**Task details**
Pick out every line holding the string "this" and copy it.

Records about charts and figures
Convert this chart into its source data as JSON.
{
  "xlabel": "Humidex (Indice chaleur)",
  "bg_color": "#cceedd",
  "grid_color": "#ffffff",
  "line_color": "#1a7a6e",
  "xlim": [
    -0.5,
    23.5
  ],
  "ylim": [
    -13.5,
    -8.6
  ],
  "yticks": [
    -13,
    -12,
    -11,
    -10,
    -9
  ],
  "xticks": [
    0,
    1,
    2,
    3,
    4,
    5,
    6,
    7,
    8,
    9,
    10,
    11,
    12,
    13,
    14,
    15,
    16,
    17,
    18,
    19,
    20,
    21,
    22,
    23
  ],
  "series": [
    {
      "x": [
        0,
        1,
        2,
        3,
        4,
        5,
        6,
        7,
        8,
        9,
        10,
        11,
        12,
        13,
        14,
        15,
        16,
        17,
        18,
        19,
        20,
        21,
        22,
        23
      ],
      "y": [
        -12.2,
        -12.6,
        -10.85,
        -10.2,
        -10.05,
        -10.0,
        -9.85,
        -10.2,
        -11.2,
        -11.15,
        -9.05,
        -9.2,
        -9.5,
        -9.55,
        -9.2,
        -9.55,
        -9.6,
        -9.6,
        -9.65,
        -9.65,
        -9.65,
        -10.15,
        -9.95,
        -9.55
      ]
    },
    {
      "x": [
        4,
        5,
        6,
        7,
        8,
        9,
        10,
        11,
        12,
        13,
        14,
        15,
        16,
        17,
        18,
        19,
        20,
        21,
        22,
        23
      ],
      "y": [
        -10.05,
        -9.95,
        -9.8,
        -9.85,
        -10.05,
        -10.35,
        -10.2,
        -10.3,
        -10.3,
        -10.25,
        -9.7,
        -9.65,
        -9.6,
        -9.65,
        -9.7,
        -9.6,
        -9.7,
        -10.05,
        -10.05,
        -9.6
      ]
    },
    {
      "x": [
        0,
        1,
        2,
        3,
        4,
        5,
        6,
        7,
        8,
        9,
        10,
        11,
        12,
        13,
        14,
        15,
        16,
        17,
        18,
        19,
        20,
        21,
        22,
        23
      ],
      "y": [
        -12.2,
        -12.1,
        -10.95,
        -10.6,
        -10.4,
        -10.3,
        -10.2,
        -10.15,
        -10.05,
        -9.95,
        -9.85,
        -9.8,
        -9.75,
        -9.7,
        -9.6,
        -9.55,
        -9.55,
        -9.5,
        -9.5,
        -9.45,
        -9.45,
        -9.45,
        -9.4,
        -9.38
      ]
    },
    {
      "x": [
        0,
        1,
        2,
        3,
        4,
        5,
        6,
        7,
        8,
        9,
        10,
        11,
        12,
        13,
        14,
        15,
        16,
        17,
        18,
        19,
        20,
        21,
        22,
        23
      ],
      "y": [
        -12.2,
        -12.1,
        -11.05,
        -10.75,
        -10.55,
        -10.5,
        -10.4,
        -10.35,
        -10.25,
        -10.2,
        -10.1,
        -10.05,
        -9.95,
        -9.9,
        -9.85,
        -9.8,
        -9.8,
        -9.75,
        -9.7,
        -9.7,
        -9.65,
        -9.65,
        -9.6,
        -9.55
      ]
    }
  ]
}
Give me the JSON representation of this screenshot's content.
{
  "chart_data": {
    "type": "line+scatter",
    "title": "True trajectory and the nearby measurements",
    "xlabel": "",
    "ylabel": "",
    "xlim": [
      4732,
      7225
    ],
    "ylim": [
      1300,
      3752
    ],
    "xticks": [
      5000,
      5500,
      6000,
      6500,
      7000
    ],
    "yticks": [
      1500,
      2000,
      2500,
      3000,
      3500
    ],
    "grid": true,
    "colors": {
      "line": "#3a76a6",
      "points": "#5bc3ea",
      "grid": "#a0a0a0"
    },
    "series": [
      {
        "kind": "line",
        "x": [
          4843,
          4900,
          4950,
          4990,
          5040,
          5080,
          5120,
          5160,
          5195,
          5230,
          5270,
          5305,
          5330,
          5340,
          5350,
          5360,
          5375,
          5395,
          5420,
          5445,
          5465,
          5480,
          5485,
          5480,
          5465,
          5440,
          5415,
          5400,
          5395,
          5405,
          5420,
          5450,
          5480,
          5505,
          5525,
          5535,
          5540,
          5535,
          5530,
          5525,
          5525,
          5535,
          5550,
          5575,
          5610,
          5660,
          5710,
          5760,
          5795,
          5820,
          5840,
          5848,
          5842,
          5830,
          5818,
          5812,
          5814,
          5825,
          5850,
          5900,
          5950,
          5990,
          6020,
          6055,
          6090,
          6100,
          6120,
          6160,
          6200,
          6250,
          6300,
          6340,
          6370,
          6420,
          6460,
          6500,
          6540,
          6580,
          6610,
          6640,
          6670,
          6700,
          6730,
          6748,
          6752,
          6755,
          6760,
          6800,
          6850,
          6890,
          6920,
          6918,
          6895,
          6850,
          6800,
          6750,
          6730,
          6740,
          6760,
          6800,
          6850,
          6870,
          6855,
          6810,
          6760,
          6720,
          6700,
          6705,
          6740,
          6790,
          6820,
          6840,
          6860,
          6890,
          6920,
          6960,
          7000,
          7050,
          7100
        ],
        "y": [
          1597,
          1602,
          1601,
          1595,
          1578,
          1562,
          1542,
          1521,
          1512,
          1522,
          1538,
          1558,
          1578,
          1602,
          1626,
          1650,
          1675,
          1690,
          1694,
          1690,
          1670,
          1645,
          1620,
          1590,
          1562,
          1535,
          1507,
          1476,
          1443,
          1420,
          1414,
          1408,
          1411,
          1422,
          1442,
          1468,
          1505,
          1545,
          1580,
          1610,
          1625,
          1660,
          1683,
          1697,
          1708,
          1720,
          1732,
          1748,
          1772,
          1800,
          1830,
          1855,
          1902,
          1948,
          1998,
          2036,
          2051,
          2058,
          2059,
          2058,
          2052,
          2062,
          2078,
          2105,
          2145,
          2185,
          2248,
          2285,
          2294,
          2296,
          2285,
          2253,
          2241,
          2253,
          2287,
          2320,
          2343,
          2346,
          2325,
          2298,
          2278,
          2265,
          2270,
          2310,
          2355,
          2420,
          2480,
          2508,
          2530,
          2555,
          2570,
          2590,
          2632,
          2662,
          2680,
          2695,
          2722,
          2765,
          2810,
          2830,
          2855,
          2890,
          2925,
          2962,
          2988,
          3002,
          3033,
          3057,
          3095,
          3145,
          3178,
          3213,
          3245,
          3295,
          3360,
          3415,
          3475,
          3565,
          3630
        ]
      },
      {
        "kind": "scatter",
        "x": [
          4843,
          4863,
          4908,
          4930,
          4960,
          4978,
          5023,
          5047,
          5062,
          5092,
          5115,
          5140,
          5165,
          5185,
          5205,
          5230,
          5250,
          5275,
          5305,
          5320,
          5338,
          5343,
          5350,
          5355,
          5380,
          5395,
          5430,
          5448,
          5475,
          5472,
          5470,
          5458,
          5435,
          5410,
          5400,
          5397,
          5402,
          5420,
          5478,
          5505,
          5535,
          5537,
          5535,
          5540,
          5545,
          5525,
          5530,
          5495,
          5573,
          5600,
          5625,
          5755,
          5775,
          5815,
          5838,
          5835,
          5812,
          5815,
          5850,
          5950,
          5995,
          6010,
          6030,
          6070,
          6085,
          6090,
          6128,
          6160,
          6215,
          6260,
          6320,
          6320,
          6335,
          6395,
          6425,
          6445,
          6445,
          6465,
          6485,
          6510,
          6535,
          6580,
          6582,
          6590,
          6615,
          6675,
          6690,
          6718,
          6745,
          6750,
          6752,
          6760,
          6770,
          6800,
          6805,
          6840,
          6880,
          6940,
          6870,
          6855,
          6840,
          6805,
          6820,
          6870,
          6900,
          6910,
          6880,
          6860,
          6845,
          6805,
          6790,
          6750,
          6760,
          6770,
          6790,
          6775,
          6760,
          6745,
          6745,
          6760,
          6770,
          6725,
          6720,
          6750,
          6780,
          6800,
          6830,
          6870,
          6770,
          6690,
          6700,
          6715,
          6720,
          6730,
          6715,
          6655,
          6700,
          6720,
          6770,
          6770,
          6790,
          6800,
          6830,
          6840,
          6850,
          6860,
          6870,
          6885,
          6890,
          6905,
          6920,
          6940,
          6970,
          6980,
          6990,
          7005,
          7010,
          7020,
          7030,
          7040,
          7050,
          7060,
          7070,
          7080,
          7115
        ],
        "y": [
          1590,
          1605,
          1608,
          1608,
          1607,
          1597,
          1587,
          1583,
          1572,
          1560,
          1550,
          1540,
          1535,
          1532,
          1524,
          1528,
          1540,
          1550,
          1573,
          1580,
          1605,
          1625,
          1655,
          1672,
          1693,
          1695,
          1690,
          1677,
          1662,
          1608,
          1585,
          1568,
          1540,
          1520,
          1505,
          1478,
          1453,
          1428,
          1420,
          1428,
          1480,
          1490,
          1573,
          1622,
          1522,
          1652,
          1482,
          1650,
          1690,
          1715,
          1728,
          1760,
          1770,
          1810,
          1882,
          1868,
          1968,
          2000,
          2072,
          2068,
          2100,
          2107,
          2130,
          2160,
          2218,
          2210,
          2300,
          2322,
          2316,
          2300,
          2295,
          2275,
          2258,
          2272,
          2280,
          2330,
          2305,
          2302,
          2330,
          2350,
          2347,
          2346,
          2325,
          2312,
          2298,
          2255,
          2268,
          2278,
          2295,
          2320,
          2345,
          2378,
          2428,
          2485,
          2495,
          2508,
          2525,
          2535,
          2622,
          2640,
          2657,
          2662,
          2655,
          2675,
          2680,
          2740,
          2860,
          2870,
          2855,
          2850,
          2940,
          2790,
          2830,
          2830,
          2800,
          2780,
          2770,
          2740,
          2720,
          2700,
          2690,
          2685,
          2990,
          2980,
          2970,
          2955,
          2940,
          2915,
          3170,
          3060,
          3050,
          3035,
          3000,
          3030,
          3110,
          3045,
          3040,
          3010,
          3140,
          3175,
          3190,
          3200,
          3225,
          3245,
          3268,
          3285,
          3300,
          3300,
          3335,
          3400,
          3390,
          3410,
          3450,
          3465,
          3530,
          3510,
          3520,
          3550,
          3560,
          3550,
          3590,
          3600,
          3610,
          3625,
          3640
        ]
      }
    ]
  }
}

**Expected answer**
Convert this chart into its source data as JSON.
Give me the JSON representation of this screenshot's content.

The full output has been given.